» GIVEN EXERCISE:
Repeat the listing below in full, exactly as it stands.

» PROVIDED DATA:
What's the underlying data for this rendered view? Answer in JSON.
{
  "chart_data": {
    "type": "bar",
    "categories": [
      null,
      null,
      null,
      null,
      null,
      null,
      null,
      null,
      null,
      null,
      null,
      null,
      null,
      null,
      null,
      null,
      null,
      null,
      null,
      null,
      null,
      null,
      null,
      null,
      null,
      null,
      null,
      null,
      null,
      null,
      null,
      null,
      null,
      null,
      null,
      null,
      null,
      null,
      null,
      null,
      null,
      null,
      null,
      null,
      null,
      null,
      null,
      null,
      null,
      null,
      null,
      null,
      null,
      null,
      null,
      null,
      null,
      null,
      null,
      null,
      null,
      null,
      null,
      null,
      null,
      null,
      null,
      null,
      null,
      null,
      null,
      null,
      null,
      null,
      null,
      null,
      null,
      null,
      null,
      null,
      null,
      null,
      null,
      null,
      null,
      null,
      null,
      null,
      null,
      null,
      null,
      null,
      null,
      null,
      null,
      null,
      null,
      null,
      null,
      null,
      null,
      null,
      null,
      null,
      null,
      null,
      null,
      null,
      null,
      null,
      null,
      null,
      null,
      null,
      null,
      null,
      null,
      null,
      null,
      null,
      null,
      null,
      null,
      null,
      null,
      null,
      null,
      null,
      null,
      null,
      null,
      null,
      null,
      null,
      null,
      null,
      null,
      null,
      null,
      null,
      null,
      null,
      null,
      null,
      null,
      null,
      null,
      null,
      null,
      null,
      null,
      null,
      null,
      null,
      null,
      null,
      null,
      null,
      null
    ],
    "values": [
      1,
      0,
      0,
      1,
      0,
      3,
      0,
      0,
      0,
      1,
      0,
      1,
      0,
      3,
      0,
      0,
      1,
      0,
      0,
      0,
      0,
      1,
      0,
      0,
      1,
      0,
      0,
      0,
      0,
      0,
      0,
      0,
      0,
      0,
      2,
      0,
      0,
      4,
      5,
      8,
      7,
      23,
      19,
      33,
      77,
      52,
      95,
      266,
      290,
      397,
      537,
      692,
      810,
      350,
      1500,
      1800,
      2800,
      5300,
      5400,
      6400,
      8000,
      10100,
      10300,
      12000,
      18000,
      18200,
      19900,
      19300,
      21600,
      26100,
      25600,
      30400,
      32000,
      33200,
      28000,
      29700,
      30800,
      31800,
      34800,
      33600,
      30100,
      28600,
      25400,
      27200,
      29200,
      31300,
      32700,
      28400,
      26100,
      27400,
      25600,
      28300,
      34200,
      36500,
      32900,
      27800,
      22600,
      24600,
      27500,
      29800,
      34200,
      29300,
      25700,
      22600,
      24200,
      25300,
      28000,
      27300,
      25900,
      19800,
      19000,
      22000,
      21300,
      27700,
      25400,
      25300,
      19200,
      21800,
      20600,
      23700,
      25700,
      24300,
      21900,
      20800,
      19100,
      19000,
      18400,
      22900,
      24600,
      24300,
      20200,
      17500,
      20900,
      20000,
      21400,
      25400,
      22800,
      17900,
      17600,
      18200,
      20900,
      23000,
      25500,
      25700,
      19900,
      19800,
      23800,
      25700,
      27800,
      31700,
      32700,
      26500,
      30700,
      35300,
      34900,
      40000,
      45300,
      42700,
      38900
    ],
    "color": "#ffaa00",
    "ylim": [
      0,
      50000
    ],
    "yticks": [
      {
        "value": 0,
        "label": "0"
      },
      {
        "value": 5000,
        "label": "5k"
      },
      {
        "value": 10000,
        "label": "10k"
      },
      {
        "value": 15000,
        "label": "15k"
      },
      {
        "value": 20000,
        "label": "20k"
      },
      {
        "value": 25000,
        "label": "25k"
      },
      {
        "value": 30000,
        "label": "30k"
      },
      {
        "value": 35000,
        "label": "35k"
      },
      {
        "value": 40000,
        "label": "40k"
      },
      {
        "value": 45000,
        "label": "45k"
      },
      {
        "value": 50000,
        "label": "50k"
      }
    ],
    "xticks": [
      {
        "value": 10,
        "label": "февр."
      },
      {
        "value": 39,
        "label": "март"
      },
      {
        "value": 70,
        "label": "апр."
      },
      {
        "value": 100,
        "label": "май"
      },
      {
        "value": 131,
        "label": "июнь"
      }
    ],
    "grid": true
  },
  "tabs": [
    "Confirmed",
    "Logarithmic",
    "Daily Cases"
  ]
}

» RESPONSE TO THIS TASK:
What's the underlying data for this rendered view? Answer in JSON.
{
  "chart_data": {
    "type": "bar",
    "categories": [
      null,
      null,
      null,
      null,
      null,
      null,
      null,
      null,
      null,
      null,
      null,
      null,
      null,
      null,
      null,
      null,
      null,
      null,
      null,
      null,
      null,
      null,
      null,
      null,
      null,
      null,
      null,
      null,
      null,
      null,
      null,
      null,
      null,
      null,
      null,
      null,
      null,
      null,
      null,
      null,
      null,
      null,
      null,
      null,
      null,
      null,
      null,
      null,
      null,
      null,
      null,
      null,
      null,
      null,
      null,
      null,
      null,
      null,
      null,
      null,
      null,
      null,
      null,
      null,
      null,
      null,
      null,
      null,
      null,
      null,
      null,
      null,
      null,
      null,
      null,
      null,
      null,
      null,
      null,
      null,
      null,
      null,
      null,
      null,
      null,
      null,
      null,
      null,
      null,
      null,
      null,
      null,
      null,
      null,
      null,
      null,
      null,
      null,
      null,
      null,
      null,
      null,
      null,
      null,
      null,
      null,
      null,
      null,
      null,
      null,
      null,
      null,
      null,
      null,
      null,
      null,
      null,
      null,
      null,
      null,
      null,
      null,
      null,
      null,
      null,
      null,
      null,
      null,
      null,
      null,
      null,
      null,
      null,
      null,
      null,
      null,
      null,
      null,
      null,
      null,
      null,
      null,
      null,
      null,
      null,
      null,
      null,
      null,
      null,
      null,
      null,
      null,
      null,
      null,
      null,
      null,
      null,
      null,
      null
    ],
    "values": [
      1,
      0,
      0,
      1,
      0,
      3,
      0,
      0,
      0,
      1,
      0,
      1,
      0,
      3,
      0,
      0,
      1,
      0,
      0,
      0,
      0,
      1,
      0,
      0,
      1,
      0,
      0,
      0,
      0,
      0,
      0,
      0,
      0,
      0,
      2,
      0,
      0,
      4,
      5,
      8,
      7,
      23,
      19,
      33,
      77,
      52,
      95,
      266,
      290,
      397,
      537,
      692,
      810,
      350,
      1500,
      1800,
      2800,
      5300,
      5400,
      6400,
      8000,
      10100,
      10300,
      12000,
      18000,
      18200,
      19900,
      19300,
      21600,
      26100,
      25600,
      30400,
      32000,
      33200,
      28000,
      29700,
      30800,
      31800,
      34800,
      33600,
      30100,
      28600,
      25400,
      27200,
      29200,
      31300,
      32700,
      28400,
      26100,
      27400,
      25600,
      28300,
      34200,
      36500,
      32900,
      27800,
      22600,
      24600,
      27500,
      29800,
      34200,
      29300,
      25700,
      22600,
      24200,
      25300,
      28000,
      27300,
      25900,
      19800,
      19000,
      22000,
      21300,
      27700,
      25400,
      25300,
      19200,
      21800,
      20600,
      23700,
      25700,
      24300,
      21900,
      20800,
      19100,
      19000,
      18400,
      22900,
      24600,
      24300,
      20200,
      17500,
      20900,
      20000,
      21400,
      25400,
      22800,
      17900,
      17600,
      18200,
      20900,
      23000,
      25500,
      25700,
      19900,
      19800,
      23800,
      25700,
      27800,
      31700,
      32700,
      26500,
      30700,
      35300,
      34900,
      40000,
      45300,
      42700,
      38900
    ],
    "color": "#ffaa00",
    "ylim": [
      0,
      50000
    ],
    "yticks": [
      {
        "value": 0,
        "label": "0"
      },
      {
        "value": 5000,
        "label": "5k"
      },
      {
        "value": 10000,
        "label": "10k"
      },
      {
        "value": 15000,
        "label": "15k"
      },
      {
        "value": 20000,
        "label": "20k"
      },
      {
        "value": 25000,
        "label": "25k"
      },
      {
        "value": 30000,
        "label": "30k"
      },
      {
        "value": 35000,
        "label": "35k"
      },
      {
        "value": 40000,
        "label": "40k"
      },
      {
        "value": 45000,
        "label": "45k"
      },
      {
        "value": 50000,
        "label": "50k"
      }
    ],
    "xticks": [
      {
        "value": 10,
        "label": "февр."
      },
      {
        "value": 39,
        "label": "март"
      },
      {
        "value": 70,
        "label": "апр."
      },
      {
        "value": 100,
        "label": "май"
      },
      {
        "value": 131,
        "label": "июнь"
      }
    ],
    "grid": true
  },
  "tabs": [
    "Confirmed",
    "Logarithmic",
    "Daily Cases"
  ]
}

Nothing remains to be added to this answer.